**Instructions for the task:** Keep the wording of each record exactly the same when you repeat it, and leave out pictures.
══ Material provided
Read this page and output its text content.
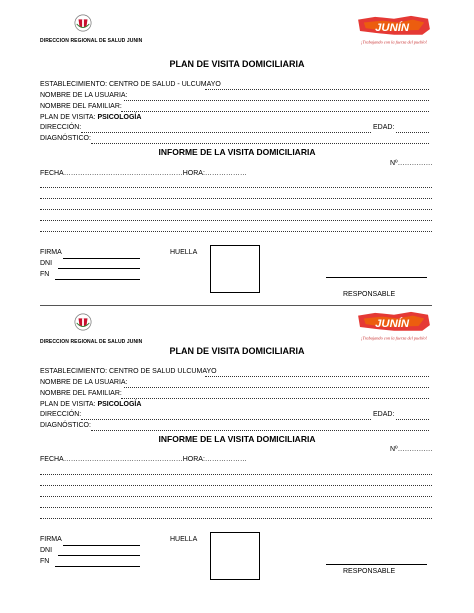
DIRECCION REGIONAL DE SALUD JUNIN
JUNÍN
¡Trabajando con la fuerza del pueblo!
PLAN DE VISITA DOMICILIARIA
ESTABLECIMIENTO: CENTRO DE SALUD - ULCUMAYO
NOMBRE DE LA USUARIA:
NOMBRE DEL FAMILIAR:
PLAN DE VISITA: PSICOLOGÍA
DIRECCIÓN:	EDAD:
DIAGNÓSTICO:
INFORME DE LA VISITA DOMICILIARIA
Nº……………
FECHA……………………………………………HORA:………………
FIRMA
DNI
FN
HUELLA
RESPONSABLE
DIRECCION REGIONAL DE SALUD JUNIN
JUNÍN
¡Trabajando con la fuerza del pueblo!
PLAN DE VISITA DOMICILIARIA
ESTABLECIMIENTO: CENTRO DE SALUD ULCUMAYO
NOMBRE DE LA USUARIA:
NOMBRE DEL FAMILIAR:
PLAN DE VISITA: PSICOLOGÍA
DIRECCIÓN:	EDAD:
DIAGNÓSTICO:
INFORME DE LA VISITA DOMICILIARIA
Nº……………
FECHA……………………………………………HORA:………………
FIRMA
DNI
FN
HUELLA
RESPONSABLE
════
**Task answer:**
Read this page and output its text content.
DIRECCION REGIONAL DE SALUD JUNIN
JUNÍN
¡Trabajando con la fuerza del pueblo!
PLAN DE VISITA DOMICILIARIA
ESTABLECIMIENTO: CENTRO DE SALUD - ULCUMAYO
NOMBRE DE LA USUARIA:
NOMBRE DEL FAMILIAR:
PLAN DE VISITA: PSICOLOGÍA
DIRECCIÓN:	EDAD:
DIAGNÓSTICO:
INFORME DE LA VISITA DOMICILIARIA
Nº……………
FECHA……………………………………………HORA:………………
FIRMA
DNI
FN
HUELLA
RESPONSABLE
DIRECCION REGIONAL DE SALUD JUNIN
JUNÍN
¡Trabajando con la fuerza del pueblo!
PLAN DE VISITA DOMICILIARIA
ESTABLECIMIENTO: CENTRO DE SALUD ULCUMAYO
NOMBRE DE LA USUARIA:
NOMBRE DEL FAMILIAR:
PLAN DE VISITA: PSICOLOGÍA
DIRECCIÓN:	EDAD:
DIAGNÓSTICO:
INFORME DE LA VISITA DOMICILIARIA
Nº……………
FECHA……………………………………………HORA:………………
FIRMA
DNI
FN
HUELLA
RESPONSABLE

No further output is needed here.